→ Study text:
☆ ☆ ☆
Families demand congressional action on opioid addiction issue columns thesunchronicle.com

When my son, Emmett Scannell, was just 20 years old, he passed away from a drug overdose. Despite suffering from a serious illness, he was unable to obtain the treatment he so desperately sought. We were told by our insurance company that because he “had not failed at detox yet” they could not cover his treatment.

Additionally, after Emmett’s death, we found out that he had been treated for non-fatal overdoses multiple times in a local emergency room and revived with Narcan, yet due to the hospital’s misinterpretation of HIPAA laws, his family and/or primary care provider were not notified and given the opportunity to intervene. How different our world would be today if we could have been there for him during those critical moments and had the access to the treatment he so desperately needed.

Emmett was far from alone in his fight. Addiction is a disease that more than 21 million Americans currently suffer from. 174 die every day from a drug overdose, which is the leading cause of injury-related deaths in the U.S. — accounting for more than those caused by motor vehicles and firearms. That’s like if two 747 planes crashed every week for an entire year. This leaves hundreds of thousands of family members to grieve and search for ways they can help end the epidemic.

On Wednesday, April 25, I was honored to join more than 300 family members who have been impacted by addiction for APF’s Family Day in Washington, D.C. Through meetings with legislators, we will honor our loved ones by advocating that addiction be treated like any other disease.

Congress just appropriated $7.4 billion to address the drug crisis — the largest investment in U.S. history. This critical funding will help us in our fight, yet there is still so much to be done. While in the nation’s capital, we will be advocating for three critical pieces of legislation.
☆ ☆ ☆
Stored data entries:
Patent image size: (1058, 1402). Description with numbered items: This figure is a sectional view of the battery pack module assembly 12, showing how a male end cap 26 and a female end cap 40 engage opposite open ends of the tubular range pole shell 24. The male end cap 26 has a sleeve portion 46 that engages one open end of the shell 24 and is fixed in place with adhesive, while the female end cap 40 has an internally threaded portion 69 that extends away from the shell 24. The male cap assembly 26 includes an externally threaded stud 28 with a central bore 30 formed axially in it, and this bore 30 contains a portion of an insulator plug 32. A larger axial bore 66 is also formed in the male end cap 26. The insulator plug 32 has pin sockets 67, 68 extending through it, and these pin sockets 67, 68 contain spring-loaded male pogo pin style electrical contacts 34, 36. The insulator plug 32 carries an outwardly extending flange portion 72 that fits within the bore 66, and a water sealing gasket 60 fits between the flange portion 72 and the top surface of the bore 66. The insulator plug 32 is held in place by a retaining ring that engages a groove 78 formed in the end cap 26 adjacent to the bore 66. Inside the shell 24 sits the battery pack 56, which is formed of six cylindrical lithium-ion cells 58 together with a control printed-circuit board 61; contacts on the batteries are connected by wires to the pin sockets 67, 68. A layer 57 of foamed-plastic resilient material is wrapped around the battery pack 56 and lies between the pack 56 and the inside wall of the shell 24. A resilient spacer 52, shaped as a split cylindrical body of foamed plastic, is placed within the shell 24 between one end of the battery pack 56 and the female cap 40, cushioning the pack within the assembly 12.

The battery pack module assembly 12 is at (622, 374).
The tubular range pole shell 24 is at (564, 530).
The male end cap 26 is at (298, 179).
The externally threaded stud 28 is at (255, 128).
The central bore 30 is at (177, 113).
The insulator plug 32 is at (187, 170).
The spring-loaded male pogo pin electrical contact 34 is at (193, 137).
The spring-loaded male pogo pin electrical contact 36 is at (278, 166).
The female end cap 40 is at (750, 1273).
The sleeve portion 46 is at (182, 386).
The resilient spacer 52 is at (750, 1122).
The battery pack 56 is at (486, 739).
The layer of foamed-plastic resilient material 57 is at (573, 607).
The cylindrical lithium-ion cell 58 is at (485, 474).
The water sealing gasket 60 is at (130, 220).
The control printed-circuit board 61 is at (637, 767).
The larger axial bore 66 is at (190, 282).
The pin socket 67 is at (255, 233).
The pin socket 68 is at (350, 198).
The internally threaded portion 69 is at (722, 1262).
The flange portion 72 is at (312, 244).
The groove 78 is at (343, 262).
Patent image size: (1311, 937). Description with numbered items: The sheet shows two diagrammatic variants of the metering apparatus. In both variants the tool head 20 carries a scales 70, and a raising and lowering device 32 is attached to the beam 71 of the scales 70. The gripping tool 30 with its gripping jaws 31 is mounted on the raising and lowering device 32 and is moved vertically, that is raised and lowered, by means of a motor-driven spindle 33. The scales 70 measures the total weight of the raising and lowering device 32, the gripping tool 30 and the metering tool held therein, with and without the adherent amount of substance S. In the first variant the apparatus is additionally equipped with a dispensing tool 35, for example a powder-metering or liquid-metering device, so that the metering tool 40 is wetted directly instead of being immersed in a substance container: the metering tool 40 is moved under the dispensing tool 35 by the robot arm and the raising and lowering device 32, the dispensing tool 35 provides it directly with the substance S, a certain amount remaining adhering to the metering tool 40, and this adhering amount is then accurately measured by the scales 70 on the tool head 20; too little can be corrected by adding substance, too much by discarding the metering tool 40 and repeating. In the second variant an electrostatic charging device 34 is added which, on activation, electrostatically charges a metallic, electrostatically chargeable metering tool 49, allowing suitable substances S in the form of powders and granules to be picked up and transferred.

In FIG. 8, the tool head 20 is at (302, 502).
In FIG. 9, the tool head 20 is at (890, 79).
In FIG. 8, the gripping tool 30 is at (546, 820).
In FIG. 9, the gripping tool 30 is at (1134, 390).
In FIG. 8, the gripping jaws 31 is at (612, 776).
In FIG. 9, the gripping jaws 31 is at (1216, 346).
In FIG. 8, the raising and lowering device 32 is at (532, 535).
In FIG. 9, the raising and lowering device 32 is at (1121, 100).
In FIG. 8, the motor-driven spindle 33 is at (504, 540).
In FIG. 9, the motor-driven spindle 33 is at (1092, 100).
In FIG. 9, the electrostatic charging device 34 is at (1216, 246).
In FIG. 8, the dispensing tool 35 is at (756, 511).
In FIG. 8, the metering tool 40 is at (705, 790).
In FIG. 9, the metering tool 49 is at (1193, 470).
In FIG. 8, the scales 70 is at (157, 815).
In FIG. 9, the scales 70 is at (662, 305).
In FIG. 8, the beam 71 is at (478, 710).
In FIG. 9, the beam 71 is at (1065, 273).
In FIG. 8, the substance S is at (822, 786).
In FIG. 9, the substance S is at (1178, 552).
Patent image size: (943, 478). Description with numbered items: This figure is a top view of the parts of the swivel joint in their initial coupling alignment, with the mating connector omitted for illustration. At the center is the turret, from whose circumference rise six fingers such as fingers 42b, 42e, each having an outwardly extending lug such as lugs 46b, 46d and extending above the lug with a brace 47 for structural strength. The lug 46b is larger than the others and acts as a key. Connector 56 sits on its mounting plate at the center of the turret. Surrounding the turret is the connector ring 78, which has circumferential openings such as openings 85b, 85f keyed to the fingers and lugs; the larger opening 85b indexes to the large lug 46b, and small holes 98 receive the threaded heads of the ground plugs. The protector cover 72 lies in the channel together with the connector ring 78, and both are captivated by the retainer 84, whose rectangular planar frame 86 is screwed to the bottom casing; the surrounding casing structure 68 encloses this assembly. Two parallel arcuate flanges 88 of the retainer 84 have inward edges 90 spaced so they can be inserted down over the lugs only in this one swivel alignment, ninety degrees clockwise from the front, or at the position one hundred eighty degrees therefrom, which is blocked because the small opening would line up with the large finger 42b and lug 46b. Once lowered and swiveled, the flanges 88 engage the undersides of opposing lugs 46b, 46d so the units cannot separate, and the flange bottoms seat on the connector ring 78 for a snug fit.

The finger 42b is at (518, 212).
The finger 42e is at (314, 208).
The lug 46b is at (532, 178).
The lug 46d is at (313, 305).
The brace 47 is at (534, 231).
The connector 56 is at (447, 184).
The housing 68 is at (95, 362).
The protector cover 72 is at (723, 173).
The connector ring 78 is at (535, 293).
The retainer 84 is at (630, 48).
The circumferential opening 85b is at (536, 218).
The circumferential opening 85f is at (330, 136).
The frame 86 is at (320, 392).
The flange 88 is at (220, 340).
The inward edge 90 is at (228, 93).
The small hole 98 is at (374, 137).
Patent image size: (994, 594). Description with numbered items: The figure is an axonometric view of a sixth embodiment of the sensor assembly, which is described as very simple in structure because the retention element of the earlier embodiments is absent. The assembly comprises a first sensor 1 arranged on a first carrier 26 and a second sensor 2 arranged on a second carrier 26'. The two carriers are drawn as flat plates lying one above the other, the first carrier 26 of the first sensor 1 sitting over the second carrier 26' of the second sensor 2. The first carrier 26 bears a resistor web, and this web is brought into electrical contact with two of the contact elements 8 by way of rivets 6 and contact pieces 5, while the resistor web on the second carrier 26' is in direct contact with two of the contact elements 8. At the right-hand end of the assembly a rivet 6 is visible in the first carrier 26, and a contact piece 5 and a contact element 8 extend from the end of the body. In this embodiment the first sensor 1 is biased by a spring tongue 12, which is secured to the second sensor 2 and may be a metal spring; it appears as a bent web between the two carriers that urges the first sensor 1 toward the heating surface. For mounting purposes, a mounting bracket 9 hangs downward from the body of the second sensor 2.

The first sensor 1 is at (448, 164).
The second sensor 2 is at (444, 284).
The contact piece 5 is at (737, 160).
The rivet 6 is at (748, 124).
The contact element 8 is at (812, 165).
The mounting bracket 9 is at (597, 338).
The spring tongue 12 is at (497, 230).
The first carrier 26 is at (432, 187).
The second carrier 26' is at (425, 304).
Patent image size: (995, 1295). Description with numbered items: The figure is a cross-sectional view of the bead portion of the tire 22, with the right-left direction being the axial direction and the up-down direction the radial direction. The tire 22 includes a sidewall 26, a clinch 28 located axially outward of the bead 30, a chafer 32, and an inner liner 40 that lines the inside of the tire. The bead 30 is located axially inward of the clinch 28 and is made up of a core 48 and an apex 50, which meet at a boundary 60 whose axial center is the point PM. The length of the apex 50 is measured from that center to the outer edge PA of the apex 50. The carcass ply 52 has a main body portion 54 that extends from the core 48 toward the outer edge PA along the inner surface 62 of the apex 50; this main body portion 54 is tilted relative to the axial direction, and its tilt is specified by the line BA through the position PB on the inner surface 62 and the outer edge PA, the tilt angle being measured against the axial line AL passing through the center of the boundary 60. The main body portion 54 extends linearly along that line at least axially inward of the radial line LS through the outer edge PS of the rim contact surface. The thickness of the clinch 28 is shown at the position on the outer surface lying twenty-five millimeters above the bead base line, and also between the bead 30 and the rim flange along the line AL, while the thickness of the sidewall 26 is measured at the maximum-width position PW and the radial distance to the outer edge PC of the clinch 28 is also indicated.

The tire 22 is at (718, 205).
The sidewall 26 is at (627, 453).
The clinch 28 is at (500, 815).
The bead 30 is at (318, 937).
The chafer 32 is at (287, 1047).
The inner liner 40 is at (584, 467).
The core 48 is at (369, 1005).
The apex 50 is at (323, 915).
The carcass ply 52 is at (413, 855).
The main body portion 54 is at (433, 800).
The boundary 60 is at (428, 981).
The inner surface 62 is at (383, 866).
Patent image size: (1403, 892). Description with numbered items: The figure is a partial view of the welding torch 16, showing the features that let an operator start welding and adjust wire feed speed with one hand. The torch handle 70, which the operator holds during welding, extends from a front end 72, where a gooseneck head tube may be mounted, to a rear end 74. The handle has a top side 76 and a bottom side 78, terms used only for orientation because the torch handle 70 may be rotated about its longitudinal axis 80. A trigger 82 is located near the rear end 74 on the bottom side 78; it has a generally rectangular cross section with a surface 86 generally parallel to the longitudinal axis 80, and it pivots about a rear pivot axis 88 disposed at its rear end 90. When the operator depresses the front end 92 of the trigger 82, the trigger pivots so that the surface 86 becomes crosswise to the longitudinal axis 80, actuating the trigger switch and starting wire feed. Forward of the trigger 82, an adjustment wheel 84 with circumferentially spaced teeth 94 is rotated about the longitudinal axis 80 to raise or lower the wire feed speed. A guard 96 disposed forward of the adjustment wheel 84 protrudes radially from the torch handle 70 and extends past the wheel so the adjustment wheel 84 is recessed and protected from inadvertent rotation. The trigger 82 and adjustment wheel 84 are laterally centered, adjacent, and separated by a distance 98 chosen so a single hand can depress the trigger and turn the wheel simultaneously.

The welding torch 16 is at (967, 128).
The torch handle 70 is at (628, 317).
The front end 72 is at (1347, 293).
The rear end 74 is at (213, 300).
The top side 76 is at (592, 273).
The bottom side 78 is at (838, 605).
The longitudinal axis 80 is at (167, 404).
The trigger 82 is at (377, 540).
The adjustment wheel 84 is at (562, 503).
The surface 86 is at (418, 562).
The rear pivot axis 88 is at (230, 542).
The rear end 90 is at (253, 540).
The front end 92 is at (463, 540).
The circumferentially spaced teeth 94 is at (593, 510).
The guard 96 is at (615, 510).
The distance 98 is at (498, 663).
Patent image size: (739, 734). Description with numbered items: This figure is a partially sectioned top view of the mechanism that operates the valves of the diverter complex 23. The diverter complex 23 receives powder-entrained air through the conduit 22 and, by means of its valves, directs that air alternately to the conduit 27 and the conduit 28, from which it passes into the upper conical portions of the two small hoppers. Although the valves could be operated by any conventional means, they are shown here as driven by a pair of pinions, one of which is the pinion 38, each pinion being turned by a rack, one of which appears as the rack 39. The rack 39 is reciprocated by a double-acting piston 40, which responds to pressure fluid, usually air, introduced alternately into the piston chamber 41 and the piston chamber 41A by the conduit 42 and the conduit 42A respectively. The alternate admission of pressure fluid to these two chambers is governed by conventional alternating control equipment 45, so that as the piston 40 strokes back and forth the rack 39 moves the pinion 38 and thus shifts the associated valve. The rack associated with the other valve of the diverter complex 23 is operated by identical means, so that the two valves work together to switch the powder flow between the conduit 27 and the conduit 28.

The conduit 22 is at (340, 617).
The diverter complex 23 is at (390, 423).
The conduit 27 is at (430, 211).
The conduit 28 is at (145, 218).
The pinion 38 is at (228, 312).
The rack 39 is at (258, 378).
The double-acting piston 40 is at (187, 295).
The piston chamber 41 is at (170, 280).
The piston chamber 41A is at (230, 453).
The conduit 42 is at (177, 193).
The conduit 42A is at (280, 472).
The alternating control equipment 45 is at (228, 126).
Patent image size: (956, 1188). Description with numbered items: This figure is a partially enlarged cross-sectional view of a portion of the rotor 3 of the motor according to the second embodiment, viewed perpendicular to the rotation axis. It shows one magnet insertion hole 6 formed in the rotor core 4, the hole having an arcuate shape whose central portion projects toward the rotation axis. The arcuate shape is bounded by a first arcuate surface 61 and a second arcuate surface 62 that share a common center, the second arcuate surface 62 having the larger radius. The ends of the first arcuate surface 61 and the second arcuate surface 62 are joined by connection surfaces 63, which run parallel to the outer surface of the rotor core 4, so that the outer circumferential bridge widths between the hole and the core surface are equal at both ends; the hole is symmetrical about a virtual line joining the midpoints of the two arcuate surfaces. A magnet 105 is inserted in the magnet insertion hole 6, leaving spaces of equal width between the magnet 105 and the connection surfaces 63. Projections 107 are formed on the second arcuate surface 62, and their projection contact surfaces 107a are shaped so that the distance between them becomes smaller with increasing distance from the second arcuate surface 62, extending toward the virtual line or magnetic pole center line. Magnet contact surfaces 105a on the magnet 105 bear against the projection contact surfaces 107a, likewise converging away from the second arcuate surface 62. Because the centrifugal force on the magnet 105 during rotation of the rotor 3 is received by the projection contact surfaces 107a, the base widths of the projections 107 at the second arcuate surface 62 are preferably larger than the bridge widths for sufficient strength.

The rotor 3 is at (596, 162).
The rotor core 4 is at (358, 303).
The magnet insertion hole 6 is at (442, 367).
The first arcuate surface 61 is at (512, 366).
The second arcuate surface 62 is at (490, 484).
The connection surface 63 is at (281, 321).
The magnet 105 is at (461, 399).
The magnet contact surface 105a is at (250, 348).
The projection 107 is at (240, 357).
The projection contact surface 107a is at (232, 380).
☆ ☆ ☆
→ Your objective:
Transcribe, word for word, the entire column on families seeking congressional action on opioid addiction, from its opening line to its last sentence.

→ Solution to this exercise:
Families demand congressional action on opioid addiction issue columns thesunchronicle.com

When my son, Emmett Scannell, was just 20 years old, he passed away from a drug overdose. Despite suffering from a serious illness, he was unable to obtain the treatment he so desperately sought. We were told by our insurance company that because he “had not failed at detox yet” they could not cover his treatment.

Additionally, after Emmett’s death, we found out that he had been treated for non-fatal overdoses multiple times in a local emergency room and revived with Narcan, yet due to the hospital’s misinterpretation of HIPAA laws, his family and/or primary care provider were not notified and given the opportunity to intervene. How different our world would be today if we could have been there for him during those critical moments and had the access to the treatment he so desperately needed.

Emmett was far from alone in his fight. Addiction is a disease that more than 21 million Americans currently suffer from. 174 die every day from a drug overdose, which is the leading cause of injury-related deaths in the U.S. — accounting for more than those caused by motor vehicles and firearms. That’s like if two 747 planes crashed every week for an entire year. This leaves hundreds of thousands of family members to grieve and search for ways they can help end the epidemic.

On Wednesday, April 25, I was honored to join more than 300 family members who have been impacted by addiction for APF’s Family Day in Washington, D.C. Through meetings with legislators, we will honor our loved ones by advocating that addiction be treated like any other disease.

Congress just appropriated $7.4 billion to address the drug crisis — the largest investment in U.S. history. This critical funding will help us in our fight, yet there is still so much to be done. While in the nation’s capital, we will be advocating for three critical pieces of legislation.